_Supplied data_:
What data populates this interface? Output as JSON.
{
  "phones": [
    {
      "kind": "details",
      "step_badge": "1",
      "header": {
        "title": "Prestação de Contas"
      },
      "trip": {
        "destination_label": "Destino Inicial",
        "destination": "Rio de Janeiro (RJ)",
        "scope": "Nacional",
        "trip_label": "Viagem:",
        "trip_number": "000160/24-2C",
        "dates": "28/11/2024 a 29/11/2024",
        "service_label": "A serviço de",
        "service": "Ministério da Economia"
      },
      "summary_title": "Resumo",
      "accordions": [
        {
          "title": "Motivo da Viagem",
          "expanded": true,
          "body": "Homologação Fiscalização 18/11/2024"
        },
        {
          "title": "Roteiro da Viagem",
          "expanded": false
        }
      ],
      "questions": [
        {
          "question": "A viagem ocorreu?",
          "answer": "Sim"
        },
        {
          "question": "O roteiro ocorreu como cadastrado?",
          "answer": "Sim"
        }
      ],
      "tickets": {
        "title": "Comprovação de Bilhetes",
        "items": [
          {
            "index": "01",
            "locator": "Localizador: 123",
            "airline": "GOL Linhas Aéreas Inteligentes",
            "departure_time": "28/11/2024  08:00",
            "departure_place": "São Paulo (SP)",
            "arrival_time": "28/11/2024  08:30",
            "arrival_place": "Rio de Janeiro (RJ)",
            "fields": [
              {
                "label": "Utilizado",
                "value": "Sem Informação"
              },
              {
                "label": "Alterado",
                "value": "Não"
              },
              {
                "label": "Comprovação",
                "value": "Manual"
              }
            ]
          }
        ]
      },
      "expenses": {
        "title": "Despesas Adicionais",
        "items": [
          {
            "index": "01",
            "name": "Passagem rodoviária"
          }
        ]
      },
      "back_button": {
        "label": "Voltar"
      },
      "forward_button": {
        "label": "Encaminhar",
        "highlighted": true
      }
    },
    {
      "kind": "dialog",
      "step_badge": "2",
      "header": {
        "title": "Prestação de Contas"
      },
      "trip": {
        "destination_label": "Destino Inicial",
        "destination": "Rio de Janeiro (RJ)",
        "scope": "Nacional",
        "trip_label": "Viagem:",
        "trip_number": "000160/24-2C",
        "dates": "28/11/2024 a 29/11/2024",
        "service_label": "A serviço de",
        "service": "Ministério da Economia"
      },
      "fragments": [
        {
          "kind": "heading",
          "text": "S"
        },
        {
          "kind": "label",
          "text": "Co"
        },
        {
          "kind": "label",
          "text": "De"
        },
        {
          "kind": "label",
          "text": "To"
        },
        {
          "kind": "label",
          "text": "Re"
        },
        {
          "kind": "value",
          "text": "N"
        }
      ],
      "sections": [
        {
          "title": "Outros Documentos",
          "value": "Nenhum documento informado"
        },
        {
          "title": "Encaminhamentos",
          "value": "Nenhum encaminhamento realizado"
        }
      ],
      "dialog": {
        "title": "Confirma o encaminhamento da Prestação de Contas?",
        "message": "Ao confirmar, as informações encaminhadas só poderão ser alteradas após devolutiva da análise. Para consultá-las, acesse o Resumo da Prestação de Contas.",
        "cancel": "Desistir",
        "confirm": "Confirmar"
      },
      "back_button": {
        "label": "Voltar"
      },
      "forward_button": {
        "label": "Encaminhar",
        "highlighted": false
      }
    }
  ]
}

_Your objective_:
Give every line of the material that includes the string "Resumo".

_Response to the exercise_:
      "summary_title": "Resumo",
        "message": "Ao confirmar, as informações encaminhadas só poderão ser alteradas após devolutiva da análise. Para consultá-las, acesse o Resumo da Prestação de Contas.",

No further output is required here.